Element box records:
..........
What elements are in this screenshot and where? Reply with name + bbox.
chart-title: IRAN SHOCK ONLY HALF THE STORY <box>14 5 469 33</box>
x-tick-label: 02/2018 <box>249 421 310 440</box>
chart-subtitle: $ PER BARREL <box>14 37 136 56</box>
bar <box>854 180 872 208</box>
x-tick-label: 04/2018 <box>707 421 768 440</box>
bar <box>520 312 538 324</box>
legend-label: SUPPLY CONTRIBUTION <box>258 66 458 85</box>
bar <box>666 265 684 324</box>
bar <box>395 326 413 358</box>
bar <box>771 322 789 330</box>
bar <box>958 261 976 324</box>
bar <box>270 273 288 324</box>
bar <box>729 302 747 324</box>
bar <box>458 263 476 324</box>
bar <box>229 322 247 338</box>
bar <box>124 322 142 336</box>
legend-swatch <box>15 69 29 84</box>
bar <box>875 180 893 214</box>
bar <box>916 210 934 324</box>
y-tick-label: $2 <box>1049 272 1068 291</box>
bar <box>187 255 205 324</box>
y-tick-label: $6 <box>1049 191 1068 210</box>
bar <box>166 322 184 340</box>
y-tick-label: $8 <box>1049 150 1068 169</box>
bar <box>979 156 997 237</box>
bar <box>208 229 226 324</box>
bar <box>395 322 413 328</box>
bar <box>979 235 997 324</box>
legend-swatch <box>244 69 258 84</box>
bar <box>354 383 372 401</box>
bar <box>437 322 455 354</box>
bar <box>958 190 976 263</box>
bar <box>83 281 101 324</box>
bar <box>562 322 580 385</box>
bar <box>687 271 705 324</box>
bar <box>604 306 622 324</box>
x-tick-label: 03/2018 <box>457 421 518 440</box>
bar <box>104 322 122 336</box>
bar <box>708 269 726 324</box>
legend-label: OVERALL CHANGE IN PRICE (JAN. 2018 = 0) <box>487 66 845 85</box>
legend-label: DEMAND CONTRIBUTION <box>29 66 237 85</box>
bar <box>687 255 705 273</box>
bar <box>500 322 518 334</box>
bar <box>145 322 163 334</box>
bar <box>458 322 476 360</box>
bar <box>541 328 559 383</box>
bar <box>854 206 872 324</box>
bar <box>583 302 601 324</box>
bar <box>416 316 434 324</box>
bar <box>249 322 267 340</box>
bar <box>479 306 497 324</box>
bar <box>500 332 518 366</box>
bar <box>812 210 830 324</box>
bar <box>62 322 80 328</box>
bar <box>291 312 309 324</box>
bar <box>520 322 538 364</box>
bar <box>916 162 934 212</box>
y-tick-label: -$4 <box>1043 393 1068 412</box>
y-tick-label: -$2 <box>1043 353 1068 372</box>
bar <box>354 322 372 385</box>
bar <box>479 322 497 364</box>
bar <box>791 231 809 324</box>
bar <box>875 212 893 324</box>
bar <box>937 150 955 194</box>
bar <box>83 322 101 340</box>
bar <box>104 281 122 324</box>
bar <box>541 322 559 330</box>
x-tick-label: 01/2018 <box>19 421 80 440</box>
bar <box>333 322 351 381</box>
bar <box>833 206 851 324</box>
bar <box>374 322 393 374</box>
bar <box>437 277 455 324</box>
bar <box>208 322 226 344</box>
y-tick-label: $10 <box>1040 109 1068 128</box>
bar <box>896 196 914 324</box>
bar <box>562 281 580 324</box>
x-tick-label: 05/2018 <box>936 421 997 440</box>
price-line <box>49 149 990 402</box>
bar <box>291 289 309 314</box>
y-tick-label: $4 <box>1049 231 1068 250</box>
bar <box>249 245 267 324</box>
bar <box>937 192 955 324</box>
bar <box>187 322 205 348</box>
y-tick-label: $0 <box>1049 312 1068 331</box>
..........
_Problem requirements_
Return every line of the records above, copied word for word.

_Answer for this exercise_
What elements are in this screenshot and where? Reply with name + bbox.
chart-title: IRAN SHOCK ONLY HALF THE STORY <box>14 5 469 33</box>
x-tick-label: 02/2018 <box>249 421 310 440</box>
chart-subtitle: $ PER BARREL <box>14 37 136 56</box>
bar <box>854 180 872 208</box>
x-tick-label: 04/2018 <box>707 421 768 440</box>
bar <box>520 312 538 324</box>
legend-label: SUPPLY CONTRIBUTION <box>258 66 458 85</box>
bar <box>666 265 684 324</box>
bar <box>395 326 413 358</box>
bar <box>771 322 789 330</box>
bar <box>958 261 976 324</box>
bar <box>270 273 288 324</box>
bar <box>729 302 747 324</box>
bar <box>458 263 476 324</box>
bar <box>229 322 247 338</box>
bar <box>124 322 142 336</box>
legend-swatch <box>15 69 29 84</box>
bar <box>875 180 893 214</box>
bar <box>916 210 934 324</box>
y-tick-label: $2 <box>1049 272 1068 291</box>
bar <box>187 255 205 324</box>
y-tick-label: $6 <box>1049 191 1068 210</box>
bar <box>166 322 184 340</box>
y-tick-label: $8 <box>1049 150 1068 169</box>
bar <box>979 156 997 237</box>
bar <box>208 229 226 324</box>
bar <box>395 322 413 328</box>
bar <box>979 235 997 324</box>
legend-swatch <box>244 69 258 84</box>
bar <box>354 383 372 401</box>
bar <box>437 322 455 354</box>
bar <box>958 190 976 263</box>
bar <box>83 281 101 324</box>
bar <box>562 322 580 385</box>
bar <box>687 271 705 324</box>
bar <box>604 306 622 324</box>
x-tick-label: 03/2018 <box>457 421 518 440</box>
bar <box>104 322 122 336</box>
bar <box>708 269 726 324</box>
legend-label: OVERALL CHANGE IN PRICE (JAN. 2018 = 0) <box>487 66 845 85</box>
legend-label: DEMAND CONTRIBUTION <box>29 66 237 85</box>
bar <box>687 255 705 273</box>
bar <box>500 322 518 334</box>
bar <box>145 322 163 334</box>
bar <box>458 322 476 360</box>
bar <box>541 328 559 383</box>
bar <box>854 206 872 324</box>
bar <box>583 302 601 324</box>
bar <box>416 316 434 324</box>
bar <box>249 322 267 340</box>
bar <box>479 306 497 324</box>
bar <box>500 332 518 366</box>
bar <box>812 210 830 324</box>
bar <box>62 322 80 328</box>
bar <box>291 312 309 324</box>
bar <box>520 322 538 364</box>
bar <box>916 162 934 212</box>
y-tick-label: -$4 <box>1043 393 1068 412</box>
y-tick-label: -$2 <box>1043 353 1068 372</box>
bar <box>354 322 372 385</box>
bar <box>479 322 497 364</box>
bar <box>791 231 809 324</box>
bar <box>875 212 893 324</box>
bar <box>937 150 955 194</box>
bar <box>83 322 101 340</box>
bar <box>104 281 122 324</box>
bar <box>541 322 559 330</box>
x-tick-label: 01/2018 <box>19 421 80 440</box>
bar <box>333 322 351 381</box>
bar <box>833 206 851 324</box>
bar <box>374 322 393 374</box>
bar <box>437 277 455 324</box>
bar <box>208 322 226 344</box>
y-tick-label: $10 <box>1040 109 1068 128</box>
bar <box>896 196 914 324</box>
bar <box>562 281 580 324</box>
x-tick-label: 05/2018 <box>936 421 997 440</box>
price-line <box>49 149 990 402</box>
bar <box>291 289 309 314</box>
y-tick-label: $4 <box>1049 231 1068 250</box>
bar <box>249 245 267 324</box>
bar <box>937 192 955 324</box>
bar <box>187 322 205 348</box>
y-tick-label: $0 <box>1049 312 1068 331</box>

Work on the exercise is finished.